### WHAT THE EXERCISE ASKS
Quote the listing below in its entirety, omitting every image.

Collected data entries:
_ _ _ _ _
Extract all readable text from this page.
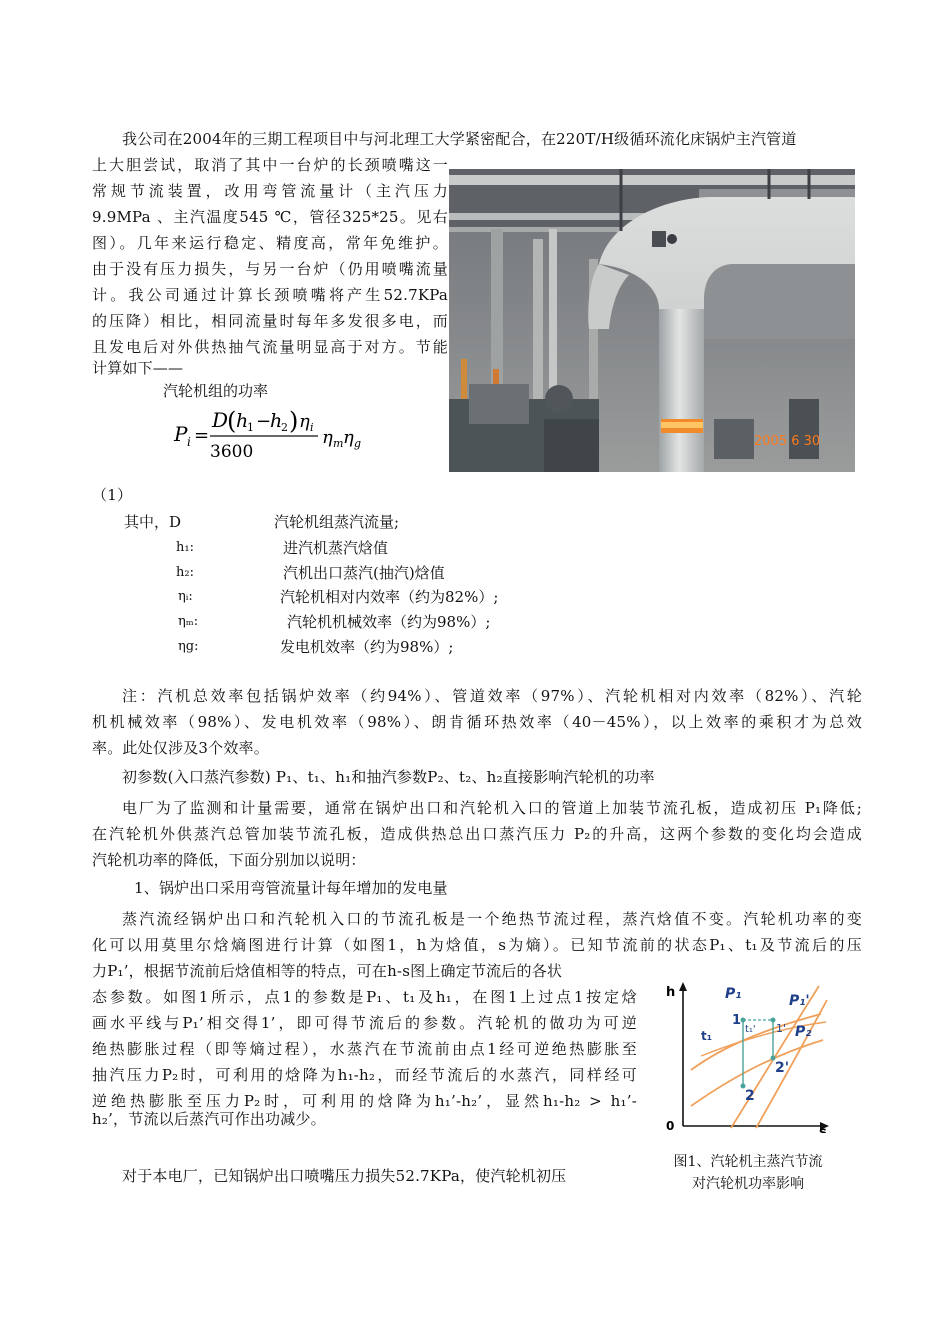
我公司在2004年的三期工程项目中与河北理工大学紧密配合，在220T/H级循环流化床锅炉主汽管道
上大胆尝试，取消了其中一台炉的长颈喷嘴这一
常规节流装置，改用弯管流量计（主汽压力
9.9MPa 、主汽温度545 ℃，管径325*25。见右
图）。几年来运行稳定、精度高，常年免维护。
由于没有压力损失，与另一台炉（仍用喷嘴流量
计。我公司通过计算长颈喷嘴将产生52.7KPa
的压降）相比，相同流量时每年多发很多电，而
且发电后对外供热抽气流量明显高于对方。节能
计算如下——
2005 6 30
汽轮机组的功率
P i =
D
( h
1 −
h
2 ) η i
3600
η m η g
（1）
其中，D	汽轮机组蒸汽流量;
h₁:	进汽机蒸汽焓值
h₂:	汽机出口蒸汽(抽汽)焓值
ηᵢ:	汽轮机相对内效率（约为82%）;
ηₘ:	汽轮机机械效率（约为98%）;
ηg:	发电机效率（约为98%）;
注：汽机总效率包括锅炉效率（约94%）、管道效率（97%）、汽轮机相对内效率（82%）、汽轮
机机械效率（98%）、发电机效率（98%）、朗肯循环热效率（40－45%），以上效率的乘积才为总效
率。此处仅涉及3个效率。
初参数(入口蒸汽参数) P₁、t₁、h₁和抽汽参数P₂、t₂、h₂直接影响汽轮机的功率
电厂为了监测和计量需要，通常在锅炉出口和汽轮机入口的管道上加装节流孔板，造成初压 P₁降低;
在汽轮机外供蒸汽总管加装节流孔板，造成供热总出口蒸汽压力 P₂的升高，这两个参数的变化均会造成
汽轮机功率的降低，下面分别加以说明：
1、锅炉出口采用弯管流量计每年增加的发电量
蒸汽流经锅炉出口和汽轮机入口的节流孔板是一个绝热节流过程，蒸汽焓值不变。汽轮机功率的变
化可以用莫里尔焓熵图进行计算（如图1，h为焓值，s为熵）。已知节流前的状态P₁、t₁及节流后的压
力P₁’，根据节流前后焓值相等的特点，可在h-s图上确定节流后的各状
态参数。如图1所示，点1的参数是P₁、t₁及h₁，在图1上过点1按定焓
画水平线与P₁’相交得1’，即可得节流后的参数。汽轮机的做功为可逆
绝热膨胀过程（即等熵过程），水蒸汽在节流前由点1经可逆绝热膨胀至
抽汽压力P₂时，可利用的焓降为h₁-h₂，而经节流后的水蒸汽，同样经可
逆绝热膨胀至压力P₂时，可利用的焓降为h₁’-h₂’，显然h₁-h₂ > h₁’-
h₂’，节流以后蒸汽可作出功减少。
对于本电厂，已知锅炉出口喷嘴压力损失52.7KPa，使汽轮机初压
h
s
0
P₁	P₁'
P₂
t₁	t₁'
1
1'
2
2'
图1、汽轮机主蒸汽节流
对汽轮机功率影响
_ _ _ _ _
### FINISHED TASK
Extract all readable text from this page.
我公司在2004年的三期工程项目中与河北理工大学紧密配合，在220T/H级循环流化床锅炉主汽管道
上大胆尝试，取消了其中一台炉的长颈喷嘴这一
常规节流装置，改用弯管流量计（主汽压力
9.9MPa 、主汽温度545 ℃，管径325*25。见右
图）。几年来运行稳定、精度高，常年免维护。
由于没有压力损失，与另一台炉（仍用喷嘴流量
计。我公司通过计算长颈喷嘴将产生52.7KPa
的压降）相比，相同流量时每年多发很多电，而
且发电后对外供热抽气流量明显高于对方。节能
计算如下——
2005 6 30
汽轮机组的功率
P i =
D
( h
1 −
h
2 ) η i
3600
η m η g
（1）
其中，D	汽轮机组蒸汽流量;
h₁:	进汽机蒸汽焓值
h₂:	汽机出口蒸汽(抽汽)焓值
ηᵢ:	汽轮机相对内效率（约为82%）;
ηₘ:	汽轮机机械效率（约为98%）;
ηg:	发电机效率（约为98%）;
注：汽机总效率包括锅炉效率（约94%）、管道效率（97%）、汽轮机相对内效率（82%）、汽轮
机机械效率（98%）、发电机效率（98%）、朗肯循环热效率（40－45%），以上效率的乘积才为总效
率。此处仅涉及3个效率。
初参数(入口蒸汽参数) P₁、t₁、h₁和抽汽参数P₂、t₂、h₂直接影响汽轮机的功率
电厂为了监测和计量需要，通常在锅炉出口和汽轮机入口的管道上加装节流孔板，造成初压 P₁降低;
在汽轮机外供蒸汽总管加装节流孔板，造成供热总出口蒸汽压力 P₂的升高，这两个参数的变化均会造成
汽轮机功率的降低，下面分别加以说明：
1、锅炉出口采用弯管流量计每年增加的发电量
蒸汽流经锅炉出口和汽轮机入口的节流孔板是一个绝热节流过程，蒸汽焓值不变。汽轮机功率的变
化可以用莫里尔焓熵图进行计算（如图1，h为焓值，s为熵）。已知节流前的状态P₁、t₁及节流后的压
力P₁’，根据节流前后焓值相等的特点，可在h-s图上确定节流后的各状
态参数。如图1所示，点1的参数是P₁、t₁及h₁，在图1上过点1按定焓
画水平线与P₁’相交得1’，即可得节流后的参数。汽轮机的做功为可逆
绝热膨胀过程（即等熵过程），水蒸汽在节流前由点1经可逆绝热膨胀至
抽汽压力P₂时，可利用的焓降为h₁-h₂，而经节流后的水蒸汽，同样经可
逆绝热膨胀至压力P₂时，可利用的焓降为h₁’-h₂’，显然h₁-h₂ > h₁’-
h₂’，节流以后蒸汽可作出功减少。
对于本电厂，已知锅炉出口喷嘴压力损失52.7KPa，使汽轮机初压
h
s
0
P₁	P₁'
P₂
t₁	t₁'
1
1'
2
2'
图1、汽轮机主蒸汽节流
对汽轮机功率影响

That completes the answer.